### Extracted records
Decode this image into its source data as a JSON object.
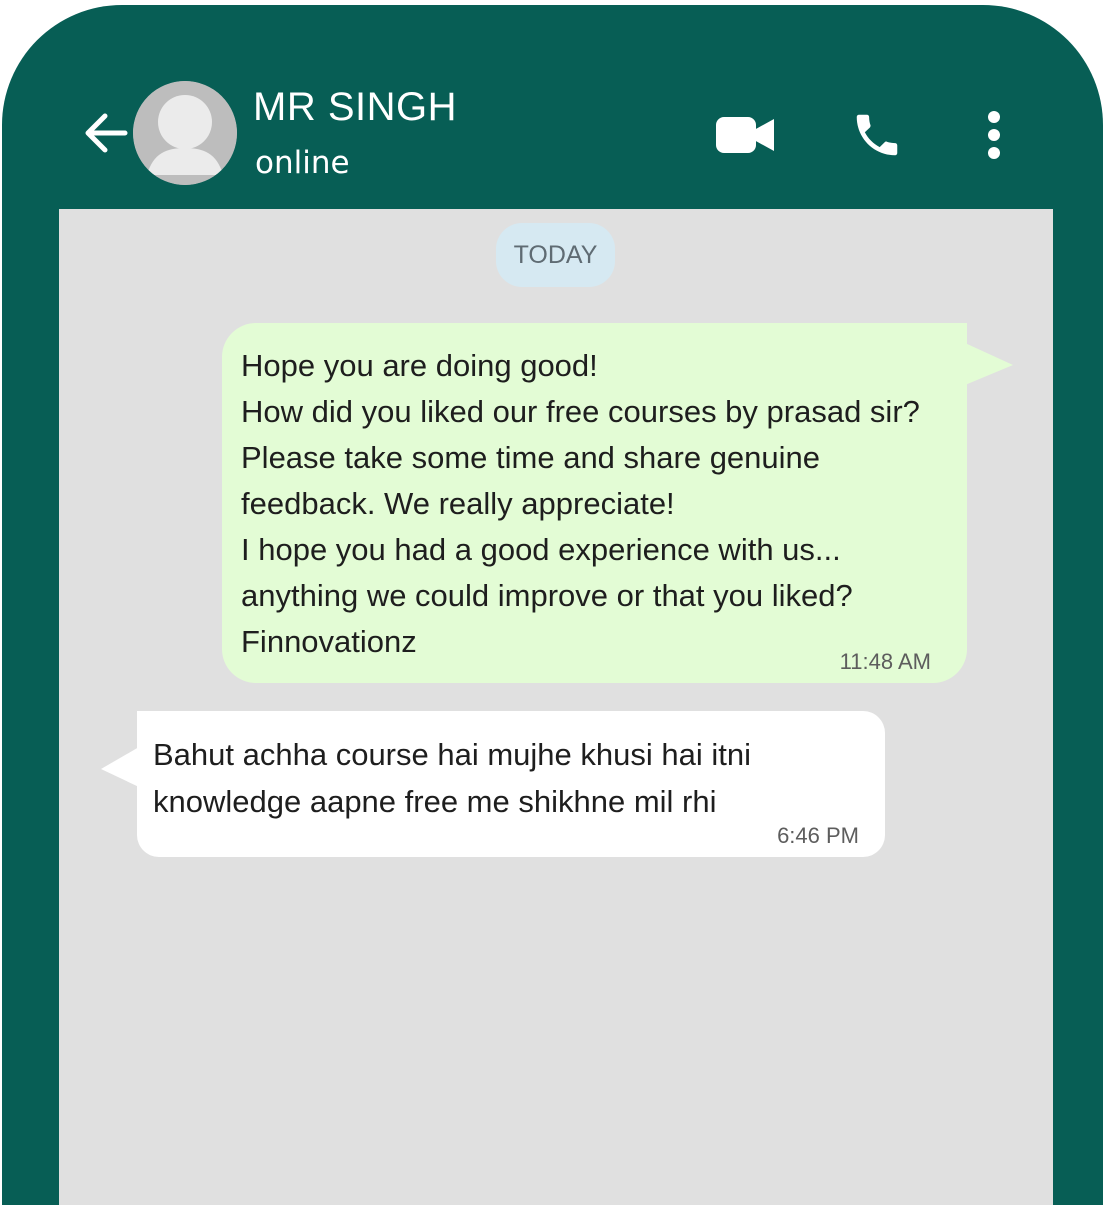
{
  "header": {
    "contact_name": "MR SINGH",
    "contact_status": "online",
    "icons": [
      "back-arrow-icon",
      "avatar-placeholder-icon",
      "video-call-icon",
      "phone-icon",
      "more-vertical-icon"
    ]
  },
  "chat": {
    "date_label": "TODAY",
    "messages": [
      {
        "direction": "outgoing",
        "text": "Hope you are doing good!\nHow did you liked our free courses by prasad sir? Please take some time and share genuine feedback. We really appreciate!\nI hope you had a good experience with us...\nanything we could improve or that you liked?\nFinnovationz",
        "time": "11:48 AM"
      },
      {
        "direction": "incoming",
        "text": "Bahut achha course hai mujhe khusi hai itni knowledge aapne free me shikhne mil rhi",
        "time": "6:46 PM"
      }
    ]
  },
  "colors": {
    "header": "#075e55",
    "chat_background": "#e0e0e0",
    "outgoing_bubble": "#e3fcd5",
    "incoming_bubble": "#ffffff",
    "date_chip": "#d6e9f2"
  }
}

### WHAT IS EXPECTED
Quote the material in full and exactly; do not carry over its pictures.

### SOLUTION BELOW
Decode this image into its source data as a JSON object.
{
  "header": {
    "contact_name": "MR SINGH",
    "contact_status": "online",
    "icons": [
      "back-arrow-icon",
      "avatar-placeholder-icon",
      "video-call-icon",
      "phone-icon",
      "more-vertical-icon"
    ]
  },
  "chat": {
    "date_label": "TODAY",
    "messages": [
      {
        "direction": "outgoing",
        "text": "Hope you are doing good!\nHow did you liked our free courses by prasad sir? Please take some time and share genuine feedback. We really appreciate!\nI hope you had a good experience with us...\nanything we could improve or that you liked?\nFinnovationz",
        "time": "11:48 AM"
      },
      {
        "direction": "incoming",
        "text": "Bahut achha course hai mujhe khusi hai itni knowledge aapne free me shikhne mil rhi",
        "time": "6:46 PM"
      }
    ]
  },
  "colors": {
    "header": "#075e55",
    "chat_background": "#e0e0e0",
    "outgoing_bubble": "#e3fcd5",
    "incoming_bubble": "#ffffff",
    "date_chip": "#d6e9f2"
  }
}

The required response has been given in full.